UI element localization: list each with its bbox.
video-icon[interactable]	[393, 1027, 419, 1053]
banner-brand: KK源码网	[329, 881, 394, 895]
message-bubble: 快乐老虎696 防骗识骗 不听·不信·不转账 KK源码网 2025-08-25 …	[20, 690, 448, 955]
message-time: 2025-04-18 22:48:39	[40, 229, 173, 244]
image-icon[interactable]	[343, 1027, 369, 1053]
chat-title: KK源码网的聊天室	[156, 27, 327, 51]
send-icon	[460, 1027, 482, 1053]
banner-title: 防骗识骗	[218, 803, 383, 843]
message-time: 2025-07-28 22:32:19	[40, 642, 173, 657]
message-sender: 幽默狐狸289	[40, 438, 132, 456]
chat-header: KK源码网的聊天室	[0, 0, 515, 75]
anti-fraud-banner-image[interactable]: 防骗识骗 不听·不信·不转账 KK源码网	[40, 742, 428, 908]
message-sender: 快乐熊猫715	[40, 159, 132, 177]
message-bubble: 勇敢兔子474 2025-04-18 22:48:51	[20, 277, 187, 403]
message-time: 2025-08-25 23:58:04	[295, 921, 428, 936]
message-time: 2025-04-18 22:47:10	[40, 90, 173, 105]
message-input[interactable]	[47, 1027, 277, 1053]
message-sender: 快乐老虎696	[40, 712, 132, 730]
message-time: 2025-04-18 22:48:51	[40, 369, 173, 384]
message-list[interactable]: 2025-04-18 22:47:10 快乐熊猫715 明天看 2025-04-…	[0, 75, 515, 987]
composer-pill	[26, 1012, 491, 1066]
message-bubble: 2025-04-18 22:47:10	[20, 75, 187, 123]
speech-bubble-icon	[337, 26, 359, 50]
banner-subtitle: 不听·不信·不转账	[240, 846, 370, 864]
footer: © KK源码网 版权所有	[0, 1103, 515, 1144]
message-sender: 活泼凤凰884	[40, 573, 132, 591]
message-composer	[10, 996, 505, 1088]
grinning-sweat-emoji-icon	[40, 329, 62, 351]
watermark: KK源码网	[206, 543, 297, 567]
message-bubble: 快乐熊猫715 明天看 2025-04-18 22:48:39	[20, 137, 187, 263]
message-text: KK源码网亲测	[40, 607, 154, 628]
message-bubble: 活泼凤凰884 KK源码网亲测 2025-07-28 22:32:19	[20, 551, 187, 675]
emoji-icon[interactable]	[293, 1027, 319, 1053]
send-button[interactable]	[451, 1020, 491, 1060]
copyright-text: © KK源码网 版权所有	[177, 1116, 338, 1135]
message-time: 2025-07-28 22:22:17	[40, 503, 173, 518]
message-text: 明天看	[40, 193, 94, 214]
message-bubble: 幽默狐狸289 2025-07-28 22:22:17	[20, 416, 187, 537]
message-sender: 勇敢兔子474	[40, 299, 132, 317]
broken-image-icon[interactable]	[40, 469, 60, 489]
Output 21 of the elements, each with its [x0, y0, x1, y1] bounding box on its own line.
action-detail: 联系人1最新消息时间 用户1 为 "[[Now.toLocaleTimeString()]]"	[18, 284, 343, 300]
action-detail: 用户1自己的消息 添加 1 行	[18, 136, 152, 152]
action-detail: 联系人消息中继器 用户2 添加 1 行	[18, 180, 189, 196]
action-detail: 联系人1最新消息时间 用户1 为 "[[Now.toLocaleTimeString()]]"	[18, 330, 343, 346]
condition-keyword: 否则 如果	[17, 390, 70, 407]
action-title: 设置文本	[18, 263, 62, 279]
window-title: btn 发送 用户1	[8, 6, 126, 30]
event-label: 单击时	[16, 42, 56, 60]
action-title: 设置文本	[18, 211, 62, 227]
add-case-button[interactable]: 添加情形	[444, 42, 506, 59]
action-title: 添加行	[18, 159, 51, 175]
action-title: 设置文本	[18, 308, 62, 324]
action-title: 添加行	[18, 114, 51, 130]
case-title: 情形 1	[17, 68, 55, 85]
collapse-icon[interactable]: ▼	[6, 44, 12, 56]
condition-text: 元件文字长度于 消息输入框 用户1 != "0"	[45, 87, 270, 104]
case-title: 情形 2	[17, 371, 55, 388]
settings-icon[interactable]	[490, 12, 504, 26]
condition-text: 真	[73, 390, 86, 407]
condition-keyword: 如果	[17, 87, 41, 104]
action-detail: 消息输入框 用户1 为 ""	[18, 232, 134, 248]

**Given instruction**:
Reproduce every line of the listing above word for word, keeping each character and number unchanged.

**Written solution**:
UI element localization: list each with its bbox.
video-icon[interactable]	[393, 1027, 419, 1053]
banner-brand: KK源码网	[329, 881, 394, 895]
message-bubble: 快乐老虎696 防骗识骗 不听·不信·不转账 KK源码网 2025-08-25 …	[20, 690, 448, 955]
message-time: 2025-04-18 22:48:39	[40, 229, 173, 244]
image-icon[interactable]	[343, 1027, 369, 1053]
chat-title: KK源码网的聊天室	[156, 27, 327, 51]
send-icon	[460, 1027, 482, 1053]
banner-title: 防骗识骗	[218, 803, 383, 843]
message-time: 2025-07-28 22:32:19	[40, 642, 173, 657]
message-sender: 幽默狐狸289	[40, 438, 132, 456]
chat-header: KK源码网的聊天室	[0, 0, 515, 75]
anti-fraud-banner-image[interactable]: 防骗识骗 不听·不信·不转账 KK源码网	[40, 742, 428, 908]
message-sender: 快乐熊猫715	[40, 159, 132, 177]
message-bubble: 勇敢兔子474 2025-04-18 22:48:51	[20, 277, 187, 403]
message-time: 2025-08-25 23:58:04	[295, 921, 428, 936]
message-time: 2025-04-18 22:47:10	[40, 90, 173, 105]
message-input[interactable]	[47, 1027, 277, 1053]
message-sender: 快乐老虎696	[40, 712, 132, 730]
message-time: 2025-04-18 22:48:51	[40, 369, 173, 384]
message-list[interactable]: 2025-04-18 22:47:10 快乐熊猫715 明天看 2025-04-…	[0, 75, 515, 987]
composer-pill	[26, 1012, 491, 1066]
message-bubble: 2025-04-18 22:47:10	[20, 75, 187, 123]
speech-bubble-icon	[337, 26, 359, 50]
banner-subtitle: 不听·不信·不转账	[240, 846, 370, 864]
footer: © KK源码网 版权所有	[0, 1103, 515, 1144]
message-sender: 活泼凤凰884	[40, 573, 132, 591]
message-composer	[10, 996, 505, 1088]
grinning-sweat-emoji-icon	[40, 329, 62, 351]
watermark: KK源码网	[206, 543, 297, 567]
message-bubble: 快乐熊猫715 明天看 2025-04-18 22:48:39	[20, 137, 187, 263]
message-text: KK源码网亲测	[40, 607, 154, 628]
message-bubble: 活泼凤凰884 KK源码网亲测 2025-07-28 22:32:19	[20, 551, 187, 675]
emoji-icon[interactable]	[293, 1027, 319, 1053]
send-button[interactable]	[451, 1020, 491, 1060]
copyright-text: © KK源码网 版权所有	[177, 1116, 338, 1135]
message-time: 2025-07-28 22:22:17	[40, 503, 173, 518]
message-text: 明天看	[40, 193, 94, 214]
message-bubble: 幽默狐狸289 2025-07-28 22:22:17	[20, 416, 187, 537]
message-sender: 勇敢兔子474	[40, 299, 132, 317]
broken-image-icon[interactable]	[40, 469, 60, 489]
Output 21 of the elements, each with its [x0, y0, x1, y1] bounding box on its own line.
action-detail: 联系人1最新消息时间 用户1 为 "[[Now.toLocaleTimeString()]]"	[18, 284, 343, 300]
action-detail: 用户1自己的消息 添加 1 行	[18, 136, 152, 152]
action-detail: 联系人消息中继器 用户2 添加 1 行	[18, 180, 189, 196]
action-detail: 联系人1最新消息时间 用户1 为 "[[Now.toLocaleTimeString()]]"	[18, 330, 343, 346]
condition-keyword: 否则 如果	[17, 390, 70, 407]
action-title: 设置文本	[18, 263, 62, 279]
window-title: btn 发送 用户1	[8, 6, 126, 30]
event-label: 单击时	[16, 42, 56, 60]
action-title: 设置文本	[18, 211, 62, 227]
add-case-button[interactable]: 添加情形	[444, 42, 506, 59]
action-title: 添加行	[18, 159, 51, 175]
action-title: 设置文本	[18, 308, 62, 324]
action-title: 添加行	[18, 114, 51, 130]
case-title: 情形 1	[17, 68, 55, 85]
collapse-icon[interactable]: ▼	[6, 44, 12, 56]
condition-text: 元件文字长度于 消息输入框 用户1 != "0"	[45, 87, 270, 104]
case-title: 情形 2	[17, 371, 55, 388]
settings-icon[interactable]	[490, 12, 504, 26]
condition-text: 真	[73, 390, 86, 407]
condition-keyword: 如果	[17, 87, 41, 104]
action-detail: 消息输入框 用户1 为 ""	[18, 232, 134, 248]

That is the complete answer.